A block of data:
•••

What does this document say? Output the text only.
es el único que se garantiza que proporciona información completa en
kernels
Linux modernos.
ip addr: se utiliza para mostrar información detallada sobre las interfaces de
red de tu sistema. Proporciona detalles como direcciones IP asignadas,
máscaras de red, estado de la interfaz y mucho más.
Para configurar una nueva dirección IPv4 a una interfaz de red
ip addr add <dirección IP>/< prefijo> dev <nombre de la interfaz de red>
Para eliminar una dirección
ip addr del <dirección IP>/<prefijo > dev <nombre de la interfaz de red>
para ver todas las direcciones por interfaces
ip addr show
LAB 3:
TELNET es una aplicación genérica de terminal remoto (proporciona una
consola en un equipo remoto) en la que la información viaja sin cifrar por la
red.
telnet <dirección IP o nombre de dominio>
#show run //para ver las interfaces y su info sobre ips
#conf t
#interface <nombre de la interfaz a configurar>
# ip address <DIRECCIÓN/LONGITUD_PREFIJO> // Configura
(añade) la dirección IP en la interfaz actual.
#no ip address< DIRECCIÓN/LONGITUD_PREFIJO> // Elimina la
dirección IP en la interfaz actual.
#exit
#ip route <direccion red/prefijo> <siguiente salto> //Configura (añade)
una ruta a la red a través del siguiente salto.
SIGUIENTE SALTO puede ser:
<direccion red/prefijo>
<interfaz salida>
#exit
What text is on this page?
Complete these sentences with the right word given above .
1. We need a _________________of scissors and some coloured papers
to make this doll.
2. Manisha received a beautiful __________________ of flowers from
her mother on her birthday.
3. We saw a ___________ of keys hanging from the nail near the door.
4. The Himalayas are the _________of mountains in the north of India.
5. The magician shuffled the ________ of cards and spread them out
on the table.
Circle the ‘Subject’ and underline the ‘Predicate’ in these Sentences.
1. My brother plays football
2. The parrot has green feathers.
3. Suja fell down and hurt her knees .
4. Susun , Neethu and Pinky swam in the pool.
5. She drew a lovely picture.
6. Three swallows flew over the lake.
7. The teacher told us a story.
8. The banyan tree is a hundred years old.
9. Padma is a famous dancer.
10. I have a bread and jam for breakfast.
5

•••

SET EXERCISE
Without leaving anything out, quote all the data.

PROBLEM SOLUTION
What does this document say? Output the text only.
es el único que se garantiza que proporciona información completa en
kernels
Linux modernos.
ip addr: se utiliza para mostrar información detallada sobre las interfaces de
red de tu sistema. Proporciona detalles como direcciones IP asignadas,
máscaras de red, estado de la interfaz y mucho más.
Para configurar una nueva dirección IPv4 a una interfaz de red
ip addr add <dirección IP>/< prefijo> dev <nombre de la interfaz de red>
Para eliminar una dirección
ip addr del <dirección IP>/<prefijo > dev <nombre de la interfaz de red>
para ver todas las direcciones por interfaces
ip addr show
LAB 3:
TELNET es una aplicación genérica de terminal remoto (proporciona una
consola en un equipo remoto) en la que la información viaja sin cifrar por la
red.
telnet <dirección IP o nombre de dominio>
#show run //para ver las interfaces y su info sobre ips
#conf t
#interface <nombre de la interfaz a configurar>
# ip address <DIRECCIÓN/LONGITUD_PREFIJO> // Configura
(añade) la dirección IP en la interfaz actual.
#no ip address< DIRECCIÓN/LONGITUD_PREFIJO> // Elimina la
dirección IP en la interfaz actual.
#exit
#ip route <direccion red/prefijo> <siguiente salto> //Configura (añade)
una ruta a la red a través del siguiente salto.
SIGUIENTE SALTO puede ser:
<direccion red/prefijo>
<interfaz salida>
#exit
What text is on this page?
Complete these sentences with the right word given above .
1. We need a _________________of scissors and some coloured papers
to make this doll.
2. Manisha received a beautiful __________________ of flowers from
her mother on her birthday.
3. We saw a ___________ of keys hanging from the nail near the door.
4. The Himalayas are the _________of mountains in the north of India.
5. The magician shuffled the ________ of cards and spread them out
on the table.
Circle the ‘Subject’ and underline the ‘Predicate’ in these Sentences.
1. My brother plays football
2. The parrot has green feathers.
3. Suja fell down and hurt her knees .
4. Susun , Neethu and Pinky swam in the pool.
5. She drew a lovely picture.
6. Three swallows flew over the lake.
7. The teacher told us a story.
8. The banyan tree is a hundred years old.
9. Padma is a famous dancer.
10. I have a bread and jam for breakfast.
5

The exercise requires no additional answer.